Page excerpt:

Interview with Rajkiran Rai G.: “We are not just lenders, we are also market-makers”

The infrastructure financing landscape has undergone a substantial evolution, driven by financial and policy support. Of late, the sector has further benefited from the expanding role of development finance institutions. In an interview with Indian Infrastructure, Rajkiran Rai G., Managing Director, National Bank for Financing Infrastructure and Development (NaBFID), shared his views on the emerging needs of infrastructure, the role played by NaBFID in bridging existing gaps, and efforts to revive private sector interest. Excerpts…

What are the key financing gaps in India’s infrastructure development? What role is NaBFID playing in addressing these?

India’s infrastructure ambitions, aligned with the $30 trillion economy vision by 2047, require massive capital infusion, with over Rs 100 trillion expected to be invested in the next five years alone. While public investment has increased significantly, the gap remains substantial – estimated at over 5 per cent of GDP – from India’s developmental aspirations and climate readiness perspective, due to limited private participation and structural challenges in long-term financing.

Traditional lenders, particularly commercial banks, face an asset-liability mismatch, making them ill-suited for long-gestation infrastructure assets that typically span 20-25 years. Moreover, long-term institutional investors like pension funds and insurers remain underexposed to infrastructure, allocating only 6 per cent of their total assets under management to infrastructure.

NaBFID was established with the mandate not only to lend to the infrastructure sector but also to achieve developmental goals and address the funding gap. Here, our approach rests on three key pillars. First, we provide long-term, non-recourse financing for large, complex infrastructure projects, filling a critical gap left by traditional lenders. Second, through refinancing, we help banks unlock capital tied up in long-tenor loans, enabling them to fund new projects. Third, we are focused on developing the bond market, introducing credit enhancement mechanisms and standardised instruments to build investor confidence and crowd in private capital. NaBFID’s goal is to go beyond traditional lending and to act as a market-maker and key enabler of India’s infrastructure financing ecosystem.

What is NaBFID’s current lending portfolio? Which infrastructure sectors are you prioritising?

As of June 2025, we have achieved cumulative sanctions of Rs 2.23 trillion, with a strategically diversified lending portfolio across key infrastructure sectors. Roads make up the largest share at 36 per cent, followed by renewable energy at 26 per cent. Conventional power generation represents about 10 per cent of our portfolio. Apart from this, we have ­exposure in  power transmission and distribution, social infrastructure, water and sanitation and emerging digital infrastructure like data centres. Notably, around 66 per cent of our total sanctioned portfolio is externally rated as AA and above, underscoring our focus on ­prudent credit standards and risk-aligned growth. It is worth highlighting that 76 per cent of our ­sanction ­portfolio has a tenor of more than 15 years, indicating our ability to structure and sustain long-tenor financing. While roads and ­renewable energy have a major share in the sanction portfolio, the institution is committed to financing both conventional and new-age and underserved sectors.

How is NaBFID leveraging innovative financial instruments and models to support large-scale infrastructure development?

While traditional project finance remains important, it is insufficient to meet the scale and complexity of India’s infrastructure needs. At NaBFID, innovation lies at the core of our approach – we are not just lenders, we are also market-makers. We are actively developing and deploying a range of innovative financial instruments tailored to unlock capital at scale.

Information shown:
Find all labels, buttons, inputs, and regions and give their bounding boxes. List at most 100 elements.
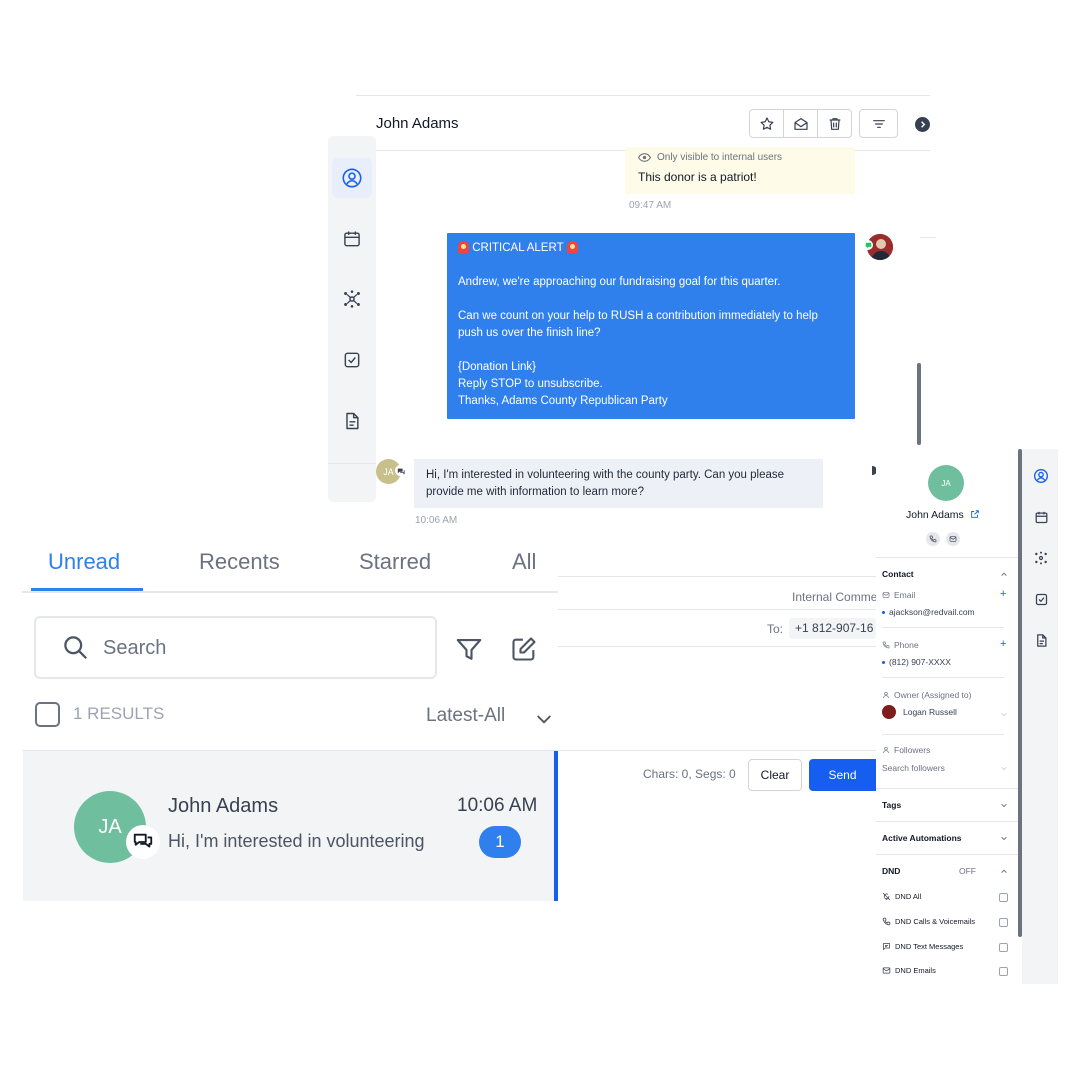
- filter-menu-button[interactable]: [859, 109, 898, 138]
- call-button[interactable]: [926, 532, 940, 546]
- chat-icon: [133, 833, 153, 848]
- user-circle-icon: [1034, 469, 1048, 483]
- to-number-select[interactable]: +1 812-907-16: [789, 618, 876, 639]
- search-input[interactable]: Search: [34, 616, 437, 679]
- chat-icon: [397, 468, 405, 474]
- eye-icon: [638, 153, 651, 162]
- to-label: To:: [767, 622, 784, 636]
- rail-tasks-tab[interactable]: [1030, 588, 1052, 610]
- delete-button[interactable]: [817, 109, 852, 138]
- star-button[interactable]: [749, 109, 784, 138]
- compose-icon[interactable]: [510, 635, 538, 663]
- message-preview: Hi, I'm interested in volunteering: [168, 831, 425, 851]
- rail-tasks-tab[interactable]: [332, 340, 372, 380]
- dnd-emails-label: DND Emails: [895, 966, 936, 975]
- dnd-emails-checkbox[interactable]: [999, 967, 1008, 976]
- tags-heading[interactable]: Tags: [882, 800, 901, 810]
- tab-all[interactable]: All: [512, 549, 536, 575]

What you need to do:
(A) Duplicate the passage of the NaBFID interview starting with "Interview with Rajkiran" and going on through "in addressing these?".
(B) Report how many lines of the rows contain the string "icon", giving only the number.

Solutions to the problems:
(A)
Interview with Rajkiran Rai G.: “We are not just lenders, we are also market-makers”

The infrastructure financing landscape has undergone a substantial evolution, driven by financial and policy support. Of late, the sector has further benefited from the expanding role of development finance institutions. In an interview with Indian Infrastructure, Rajkiran Rai G., Managing Director, National Bank for Financing Infrastructure and Development (NaBFID), shared his views on the emerging needs of infrastructure, the role played by NaBFID in bridging existing gaps, and efforts to revive private sector interest. Excerpts…

What are the key financing gaps in India’s infrastructure development? What role is NaBFID playing in addressing these?

(B) 5